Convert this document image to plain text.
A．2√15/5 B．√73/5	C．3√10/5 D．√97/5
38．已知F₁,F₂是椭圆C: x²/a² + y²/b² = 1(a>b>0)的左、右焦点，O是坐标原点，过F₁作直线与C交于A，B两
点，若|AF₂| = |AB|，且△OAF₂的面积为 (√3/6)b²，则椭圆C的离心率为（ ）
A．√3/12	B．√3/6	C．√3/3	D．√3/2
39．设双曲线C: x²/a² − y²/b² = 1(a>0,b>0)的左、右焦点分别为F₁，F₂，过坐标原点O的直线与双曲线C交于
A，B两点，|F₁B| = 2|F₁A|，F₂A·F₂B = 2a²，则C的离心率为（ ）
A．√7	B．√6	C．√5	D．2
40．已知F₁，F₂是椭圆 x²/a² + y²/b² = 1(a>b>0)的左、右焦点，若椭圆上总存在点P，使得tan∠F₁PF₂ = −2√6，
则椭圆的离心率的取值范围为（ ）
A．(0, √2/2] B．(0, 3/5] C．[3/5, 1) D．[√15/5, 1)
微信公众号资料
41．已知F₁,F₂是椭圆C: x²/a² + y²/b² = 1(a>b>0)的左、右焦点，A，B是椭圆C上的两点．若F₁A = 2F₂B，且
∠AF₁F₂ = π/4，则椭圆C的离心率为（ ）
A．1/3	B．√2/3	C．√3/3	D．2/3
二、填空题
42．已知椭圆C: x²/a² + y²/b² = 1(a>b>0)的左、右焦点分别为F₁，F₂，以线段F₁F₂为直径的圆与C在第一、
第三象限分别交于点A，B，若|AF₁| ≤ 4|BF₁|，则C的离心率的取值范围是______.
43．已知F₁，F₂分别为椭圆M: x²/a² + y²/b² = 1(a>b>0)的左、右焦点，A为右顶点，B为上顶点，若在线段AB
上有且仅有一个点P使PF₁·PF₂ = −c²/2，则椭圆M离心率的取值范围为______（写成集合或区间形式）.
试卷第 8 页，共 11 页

== == ==

Problem
Make an exact copy of the data above.

Response to this exercise
Convert this document image to plain text.
A．2√15/5 B．√73/5	C．3√10/5 D．√97/5
38．已知F₁,F₂是椭圆C: x²/a² + y²/b² = 1(a>b>0)的左、右焦点，O是坐标原点，过F₁作直线与C交于A，B两
点，若|AF₂| = |AB|，且△OAF₂的面积为 (√3/6)b²，则椭圆C的离心率为（ ）
A．√3/12	B．√3/6	C．√3/3	D．√3/2
39．设双曲线C: x²/a² − y²/b² = 1(a>0,b>0)的左、右焦点分别为F₁，F₂，过坐标原点O的直线与双曲线C交于
A，B两点，|F₁B| = 2|F₁A|，F₂A·F₂B = 2a²，则C的离心率为（ ）
A．√7	B．√6	C．√5	D．2
40．已知F₁，F₂是椭圆 x²/a² + y²/b² = 1(a>b>0)的左、右焦点，若椭圆上总存在点P，使得tan∠F₁PF₂ = −2√6，
则椭圆的离心率的取值范围为（ ）
A．(0, √2/2] B．(0, 3/5] C．[3/5, 1) D．[√15/5, 1)
微信公众号资料
41．已知F₁,F₂是椭圆C: x²/a² + y²/b² = 1(a>b>0)的左、右焦点，A，B是椭圆C上的两点．若F₁A = 2F₂B，且
∠AF₁F₂ = π/4，则椭圆C的离心率为（ ）
A．1/3	B．√2/3	C．√3/3	D．2/3
二、填空题
42．已知椭圆C: x²/a² + y²/b² = 1(a>b>0)的左、右焦点分别为F₁，F₂，以线段F₁F₂为直径的圆与C在第一、
第三象限分别交于点A，B，若|AF₁| ≤ 4|BF₁|，则C的离心率的取值范围是______.
43．已知F₁，F₂分别为椭圆M: x²/a² + y²/b² = 1(a>b>0)的左、右焦点，A为右顶点，B为上顶点，若在线段AB
上有且仅有一个点P使PF₁·PF₂ = −c²/2，则椭圆M离心率的取值范围为______（写成集合或区间形式）.
试卷第 8 页，共 11 页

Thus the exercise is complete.